++++ Materials provided ++++
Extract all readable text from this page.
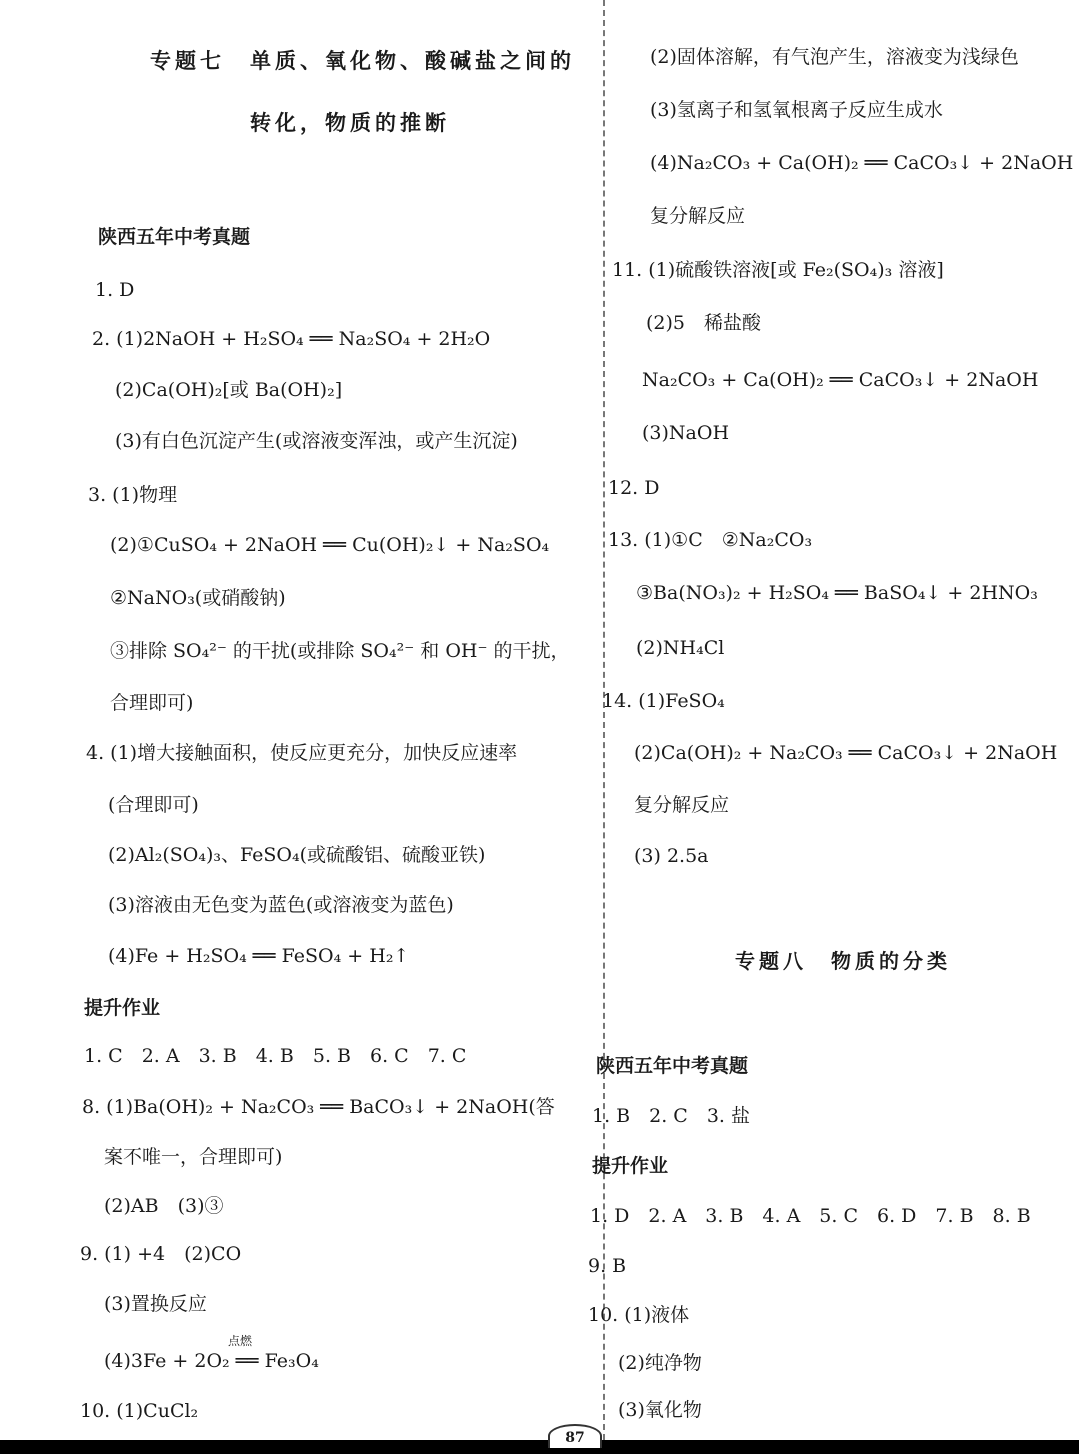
专题七　单质、氧化物、酸碱盐之间的
转化，物质的推断
陕西五年中考真题
1. D
2. (1)2NaOH + H₂SO₄ ══ Na₂SO₄ + 2H₂O
(2)Ca(OH)₂[或 Ba(OH)₂]
(3)有白色沉淀产生(或溶液变浑浊，或产生沉淀)
3. (1)物理
(2)①CuSO₄ + 2NaOH ══ Cu(OH)₂↓ + Na₂SO₄
②NaNO₃(或硝酸钠)
③排除 SO₄²⁻ 的干扰(或排除 SO₄²⁻ 和 OH⁻ 的干扰，
合理即可)
4. (1)增大接触面积，使反应更充分，加快反应速率
(合理即可)
(2)Al₂(SO₄)₃、FeSO₄(或硫酸铝、硫酸亚铁)
(3)溶液由无色变为蓝色(或溶液变为蓝色)
(4)Fe + H₂SO₄ ══ FeSO₄ + H₂↑
提升作业
1. C　2. A　3. B　4. B　5. B　6. C　7. C
8. (1)Ba(OH)₂ + Na₂CO₃ ══ BaCO₃↓ + 2NaOH(答
案不唯一，合理即可)
(2)AB　(3)③
9. (1) +4　(2)CO
(3)置换反应
点燃
(4)3Fe + 2O₂ ══ Fe₃O₄
10. (1)CuCl₂
(2)固体溶解，有气泡产生，溶液变为浅绿色
(3)氢离子和氢氧根离子反应生成水
(4)Na₂CO₃ + Ca(OH)₂ ══ CaCO₃↓ + 2NaOH
复分解反应
11. (1)硫酸铁溶液[或 Fe₂(SO₄)₃ 溶液]
(2)5　稀盐酸
Na₂CO₃ + Ca(OH)₂ ══ CaCO₃↓ + 2NaOH
(3)NaOH
12. D
13. (1)①C　②Na₂CO₃
③Ba(NO₃)₂ + H₂SO₄ ══ BaSO₄↓ + 2HNO₃
(2)NH₄Cl
14. (1)FeSO₄
(2)Ca(OH)₂ + Na₂CO₃ ══ CaCO₃↓ + 2NaOH
复分解反应
(3) 2.5a
专题八　物质的分类
陕西五年中考真题
1. B　2. C　3. 盐
提升作业
1. D　2. A　3. B　4. A　5. C　6. D　7. B　8. B
9. B
10. (1)液体
(2)纯净物
(3)氧化物
87
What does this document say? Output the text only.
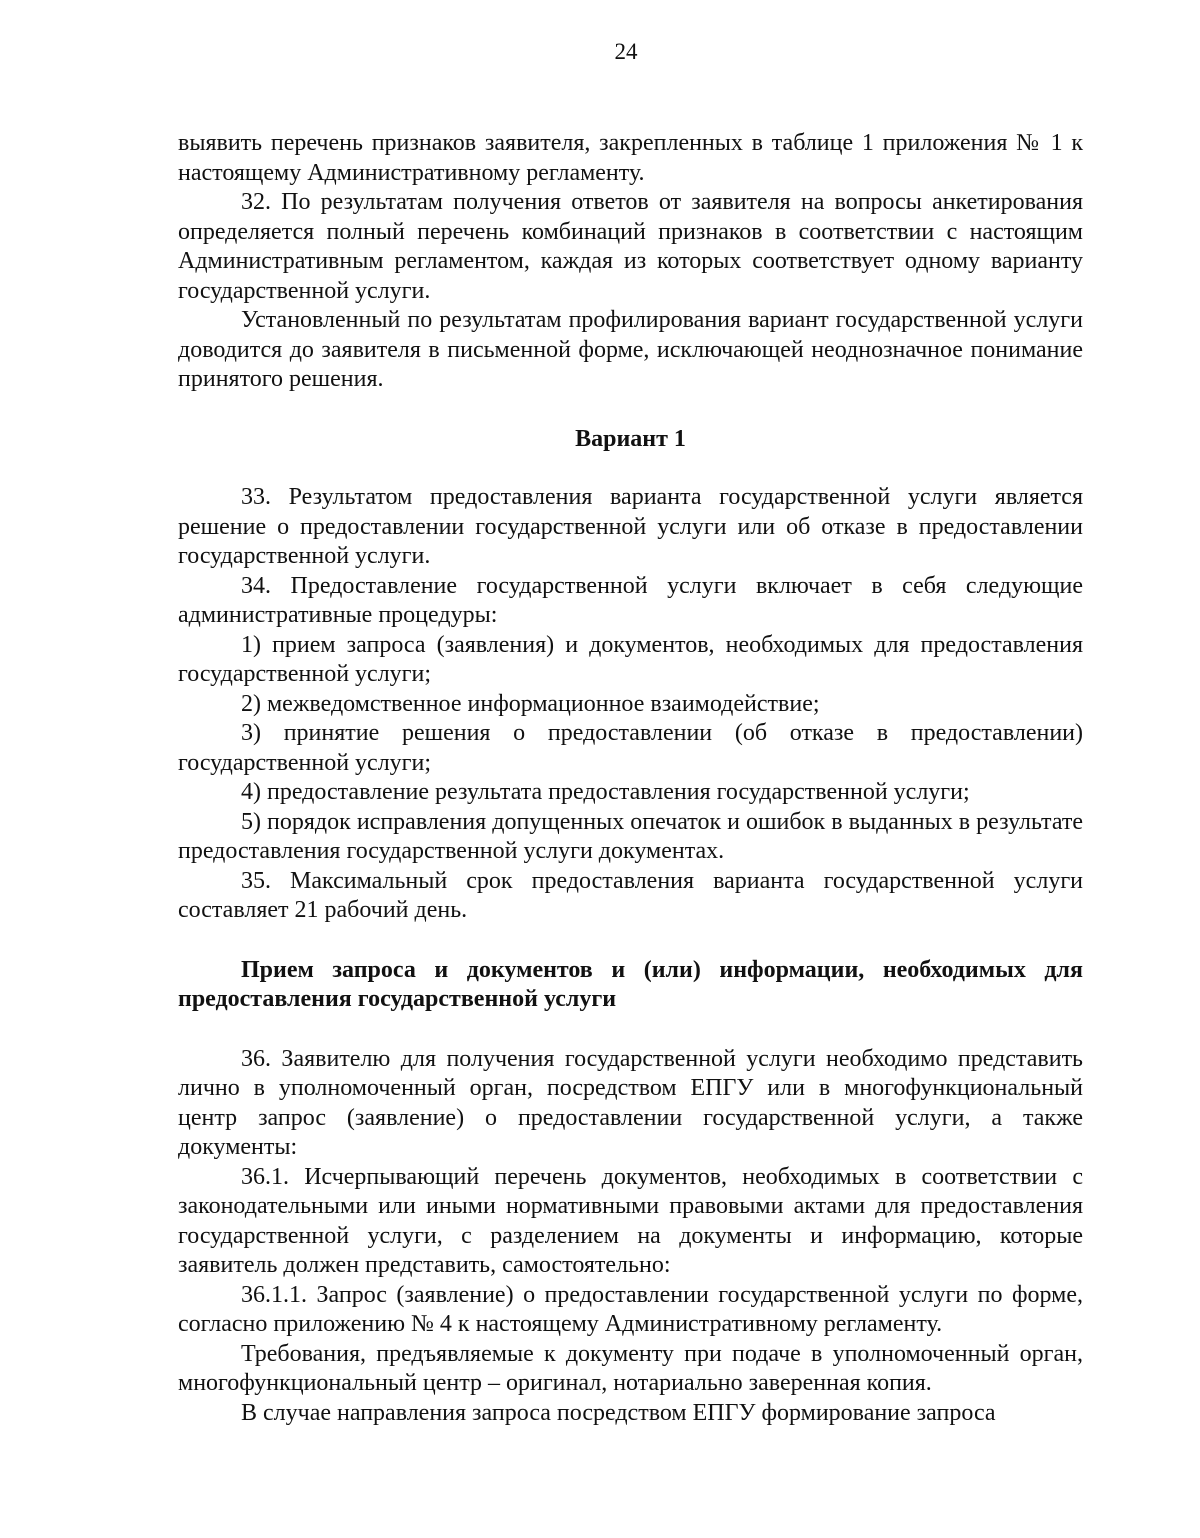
24

выявить перечень признаков заявителя, закрепленных в таблице 1 приложения № 1 к настоящему Административному регламенту.

32. По результатам получения ответов от заявителя на вопросы анкетирования определяется полный перечень комбинаций признаков в соответствии с настоящим Административным регламентом, каждая из которых соответствует одному варианту государственной услуги.

Установленный по результатам профилирования вариант государственной услуги доводится до заявителя в письменной форме, исключающей неоднозначное понимание принятого решения.

Вариант 1

33. Результатом предоставления варианта государственной услуги является решение о предоставлении государственной услуги или об отказе в предоставлении государственной услуги.

34. Предоставление государственной услуги включает в себя следующие административные процедуры:

1) прием запроса (заявления) и документов, необходимых для предоставления государственной услуги;

2) межведомственное информационное взаимодействие;

3) принятие решения о предоставлении (об отказе в предоставлении) государственной услуги;

4) предоставление результата предоставления государственной услуги;

5) порядок исправления допущенных опечаток и ошибок в выданных в результате предоставления государственной услуги документах.

35. Максимальный срок предоставления варианта государственной услуги составляет 21 рабочий день.

Прием запроса и документов и (или) информации, необходимых для предоставления государственной услуги

36. Заявителю для получения государственной услуги необходимо представить лично в уполномоченный орган, посредством ЕПГУ или в многофункциональный центр запрос (заявление) о предоставлении государственной услуги, а также документы:

36.1. Исчерпывающий перечень документов, необходимых в соответствии с законодательными или иными нормативными правовыми актами для предоставления государственной услуги, с разделением на документы и информацию, которые заявитель должен представить, самостоятельно:

36.1.1. Запрос (заявление) о предоставлении государственной услуги по форме, согласно приложению № 4 к настоящему Административному регламенту.

Требования, предъявляемые к документу при подаче в уполномоченный орган, многофункциональный центр – оригинал, нотариально заверенная копия.

В случае направления запроса посредством ЕПГУ формирование запроса
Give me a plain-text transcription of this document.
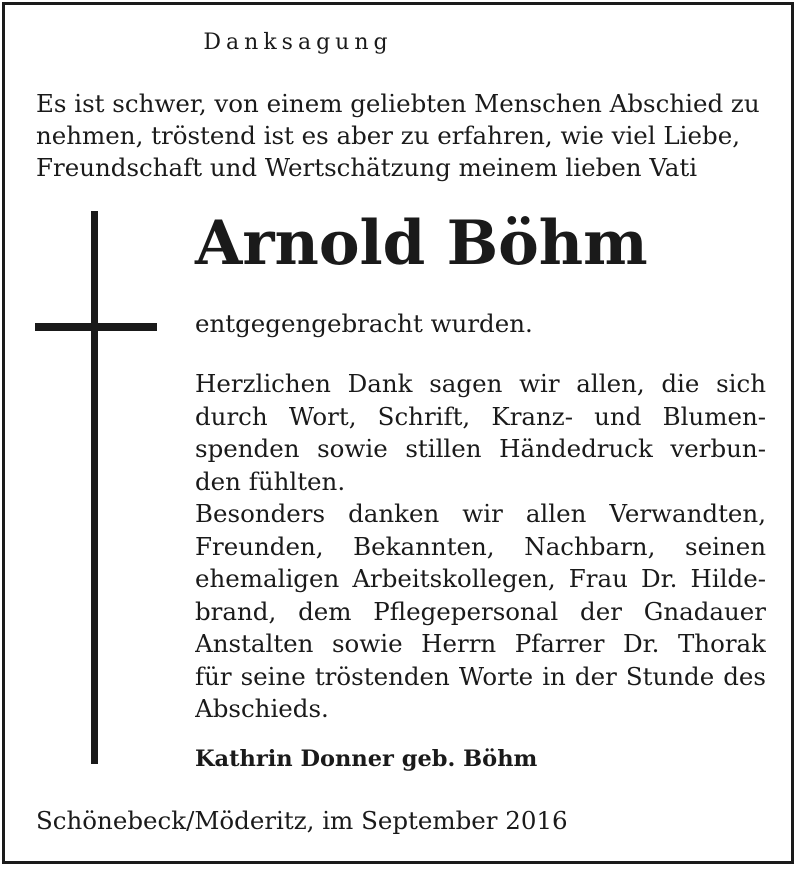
Danksagung
Es ist schwer, von einem geliebten Menschen Abschied zu
nehmen, tröstend ist es aber zu erfahren, wie viel Liebe,
Freundschaft und Wertschätzung meinem lieben Vati
Arnold Böhm
entgegengebracht wurden.
Herzlichen Dank sagen wir allen, die sich
durch Wort, Schrift, Kranz- und Blumen-
spenden sowie stillen Händedruck verbun-
den fühlten.
Besonders danken wir allen Verwandten,
Freunden, Bekannten, Nachbarn, seinen
ehemaligen Arbeitskollegen, Frau Dr. Hilde-
brand, dem Pflegepersonal der Gnadauer
Anstalten sowie Herrn Pfarrer Dr. Thorak
für seine tröstenden Worte in der Stunde des
Abschieds.
Kathrin Donner geb. Böhm
Schönebeck/Möderitz, im September 2016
++++
• Task instructions
Locate each line with the word "форме" and copy it.

• Solution to this task
Установленный по результатам профилирования вариант государственной услуги доводится до заявителя в письменной форме, исключающей неоднозначное понимание принятого решения.
36.1.1. Запрос (заявление) о предоставлении государственной услуги по форме, согласно приложению № 4 к настоящему Административному регламенту.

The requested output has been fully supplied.